§ DATASET CONTENT
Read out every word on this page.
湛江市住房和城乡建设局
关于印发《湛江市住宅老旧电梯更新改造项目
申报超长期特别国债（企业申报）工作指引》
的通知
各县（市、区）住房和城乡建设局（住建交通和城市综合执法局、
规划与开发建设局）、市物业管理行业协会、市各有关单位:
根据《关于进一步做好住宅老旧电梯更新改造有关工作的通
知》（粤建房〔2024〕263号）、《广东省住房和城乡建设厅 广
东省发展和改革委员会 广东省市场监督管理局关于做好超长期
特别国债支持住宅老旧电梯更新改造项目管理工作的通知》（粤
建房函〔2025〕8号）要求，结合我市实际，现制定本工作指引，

§ EXERCISE DIRECTIONS
Please reproduce all of the entries exactly as they stand.

§ COMPLETE ANSWER
Read out every word on this page.
湛江市住房和城乡建设局
关于印发《湛江市住宅老旧电梯更新改造项目
申报超长期特别国债（企业申报）工作指引》
的通知
各县（市、区）住房和城乡建设局（住建交通和城市综合执法局、
规划与开发建设局）、市物业管理行业协会、市各有关单位:
根据《关于进一步做好住宅老旧电梯更新改造有关工作的通
知》（粤建房〔2024〕263号）、《广东省住房和城乡建设厅 广
东省发展和改革委员会 广东省市场监督管理局关于做好超长期
特别国债支持住宅老旧电梯更新改造项目管理工作的通知》（粤
建房函〔2025〕8号）要求，结合我市实际，现制定本工作指引，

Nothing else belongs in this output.